··· Dataset content ···
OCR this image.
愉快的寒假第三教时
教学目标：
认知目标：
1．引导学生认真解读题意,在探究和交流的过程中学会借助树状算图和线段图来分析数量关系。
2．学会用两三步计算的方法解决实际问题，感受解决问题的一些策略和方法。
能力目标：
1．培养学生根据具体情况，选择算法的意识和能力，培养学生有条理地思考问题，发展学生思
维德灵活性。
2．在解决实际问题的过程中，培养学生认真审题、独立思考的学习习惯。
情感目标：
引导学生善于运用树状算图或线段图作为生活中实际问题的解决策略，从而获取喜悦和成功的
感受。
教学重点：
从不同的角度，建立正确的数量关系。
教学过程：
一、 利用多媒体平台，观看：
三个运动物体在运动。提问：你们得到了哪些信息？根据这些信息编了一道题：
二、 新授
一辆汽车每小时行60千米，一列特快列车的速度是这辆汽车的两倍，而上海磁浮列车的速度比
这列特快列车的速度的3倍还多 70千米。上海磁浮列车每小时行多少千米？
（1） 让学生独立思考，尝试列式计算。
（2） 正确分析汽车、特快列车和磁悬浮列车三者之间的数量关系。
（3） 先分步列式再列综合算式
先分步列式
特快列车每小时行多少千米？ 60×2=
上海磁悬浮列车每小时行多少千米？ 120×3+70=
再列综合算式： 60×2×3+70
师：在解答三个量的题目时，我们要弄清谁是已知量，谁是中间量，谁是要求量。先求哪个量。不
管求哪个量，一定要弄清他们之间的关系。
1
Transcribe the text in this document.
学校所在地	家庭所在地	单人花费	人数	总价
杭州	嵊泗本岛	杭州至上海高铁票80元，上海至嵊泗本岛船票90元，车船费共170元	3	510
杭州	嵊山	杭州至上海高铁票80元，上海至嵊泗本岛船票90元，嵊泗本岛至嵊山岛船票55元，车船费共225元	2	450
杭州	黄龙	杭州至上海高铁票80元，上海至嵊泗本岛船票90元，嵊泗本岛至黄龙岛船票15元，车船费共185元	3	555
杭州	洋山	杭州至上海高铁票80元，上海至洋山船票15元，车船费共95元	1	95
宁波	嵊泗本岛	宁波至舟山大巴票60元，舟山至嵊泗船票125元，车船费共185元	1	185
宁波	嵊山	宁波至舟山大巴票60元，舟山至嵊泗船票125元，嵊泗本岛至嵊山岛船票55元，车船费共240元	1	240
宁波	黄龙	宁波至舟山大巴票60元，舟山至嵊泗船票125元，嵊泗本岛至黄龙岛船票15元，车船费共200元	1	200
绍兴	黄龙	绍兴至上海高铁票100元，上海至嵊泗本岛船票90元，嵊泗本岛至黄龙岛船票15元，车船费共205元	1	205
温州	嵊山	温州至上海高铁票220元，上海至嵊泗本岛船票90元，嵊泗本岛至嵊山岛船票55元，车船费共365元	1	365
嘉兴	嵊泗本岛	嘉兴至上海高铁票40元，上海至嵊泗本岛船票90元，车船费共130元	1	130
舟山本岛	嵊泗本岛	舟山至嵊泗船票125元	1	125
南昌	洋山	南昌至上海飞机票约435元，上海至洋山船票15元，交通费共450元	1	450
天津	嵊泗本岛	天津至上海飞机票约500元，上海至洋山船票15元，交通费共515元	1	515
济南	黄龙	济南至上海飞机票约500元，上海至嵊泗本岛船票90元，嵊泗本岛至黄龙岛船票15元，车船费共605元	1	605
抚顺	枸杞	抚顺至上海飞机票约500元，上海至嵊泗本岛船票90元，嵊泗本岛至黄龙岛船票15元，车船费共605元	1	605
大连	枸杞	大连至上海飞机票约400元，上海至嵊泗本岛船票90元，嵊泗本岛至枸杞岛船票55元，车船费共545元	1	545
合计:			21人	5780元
···
* _Exercise aim_:
Repeat every line of the records above exactly.

* _Completed task_:
OCR this image.
愉快的寒假第三教时
教学目标：
认知目标：
1．引导学生认真解读题意,在探究和交流的过程中学会借助树状算图和线段图来分析数量关系。
2．学会用两三步计算的方法解决实际问题，感受解决问题的一些策略和方法。
能力目标：
1．培养学生根据具体情况，选择算法的意识和能力，培养学生有条理地思考问题，发展学生思
维德灵活性。
2．在解决实际问题的过程中，培养学生认真审题、独立思考的学习习惯。
情感目标：
引导学生善于运用树状算图或线段图作为生活中实际问题的解决策略，从而获取喜悦和成功的
感受。
教学重点：
从不同的角度，建立正确的数量关系。
教学过程：
一、 利用多媒体平台，观看：
三个运动物体在运动。提问：你们得到了哪些信息？根据这些信息编了一道题：
二、 新授
一辆汽车每小时行60千米，一列特快列车的速度是这辆汽车的两倍，而上海磁浮列车的速度比
这列特快列车的速度的3倍还多 70千米。上海磁浮列车每小时行多少千米？
（1） 让学生独立思考，尝试列式计算。
（2） 正确分析汽车、特快列车和磁悬浮列车三者之间的数量关系。
（3） 先分步列式再列综合算式
先分步列式
特快列车每小时行多少千米？ 60×2=
上海磁悬浮列车每小时行多少千米？ 120×3+70=
再列综合算式： 60×2×3+70
师：在解答三个量的题目时，我们要弄清谁是已知量，谁是中间量，谁是要求量。先求哪个量。不
管求哪个量，一定要弄清他们之间的关系。
1
Transcribe the text in this document.
学校所在地	家庭所在地	单人花费	人数	总价
杭州	嵊泗本岛	杭州至上海高铁票80元，上海至嵊泗本岛船票90元，车船费共170元	3	510
杭州	嵊山	杭州至上海高铁票80元，上海至嵊泗本岛船票90元，嵊泗本岛至嵊山岛船票55元，车船费共225元	2	450
杭州	黄龙	杭州至上海高铁票80元，上海至嵊泗本岛船票90元，嵊泗本岛至黄龙岛船票15元，车船费共185元	3	555
杭州	洋山	杭州至上海高铁票80元，上海至洋山船票15元，车船费共95元	1	95
宁波	嵊泗本岛	宁波至舟山大巴票60元，舟山至嵊泗船票125元，车船费共185元	1	185
宁波	嵊山	宁波至舟山大巴票60元，舟山至嵊泗船票125元，嵊泗本岛至嵊山岛船票55元，车船费共240元	1	240
宁波	黄龙	宁波至舟山大巴票60元，舟山至嵊泗船票125元，嵊泗本岛至黄龙岛船票15元，车船费共200元	1	200
绍兴	黄龙	绍兴至上海高铁票100元，上海至嵊泗本岛船票90元，嵊泗本岛至黄龙岛船票15元，车船费共205元	1	205
温州	嵊山	温州至上海高铁票220元，上海至嵊泗本岛船票90元，嵊泗本岛至嵊山岛船票55元，车船费共365元	1	365
嘉兴	嵊泗本岛	嘉兴至上海高铁票40元，上海至嵊泗本岛船票90元，车船费共130元	1	130
舟山本岛	嵊泗本岛	舟山至嵊泗船票125元	1	125
南昌	洋山	南昌至上海飞机票约435元，上海至洋山船票15元，交通费共450元	1	450
天津	嵊泗本岛	天津至上海飞机票约500元，上海至洋山船票15元，交通费共515元	1	515
济南	黄龙	济南至上海飞机票约500元，上海至嵊泗本岛船票90元，嵊泗本岛至黄龙岛船票15元，车船费共605元	1	605
抚顺	枸杞	抚顺至上海飞机票约500元，上海至嵊泗本岛船票90元，嵊泗本岛至黄龙岛船票15元，车船费共605元	1	605
大连	枸杞	大连至上海飞机票约400元，上海至嵊泗本岛船票90元，嵊泗本岛至枸杞岛船票55元，车船费共545元	1	545
合计:			21人	5780元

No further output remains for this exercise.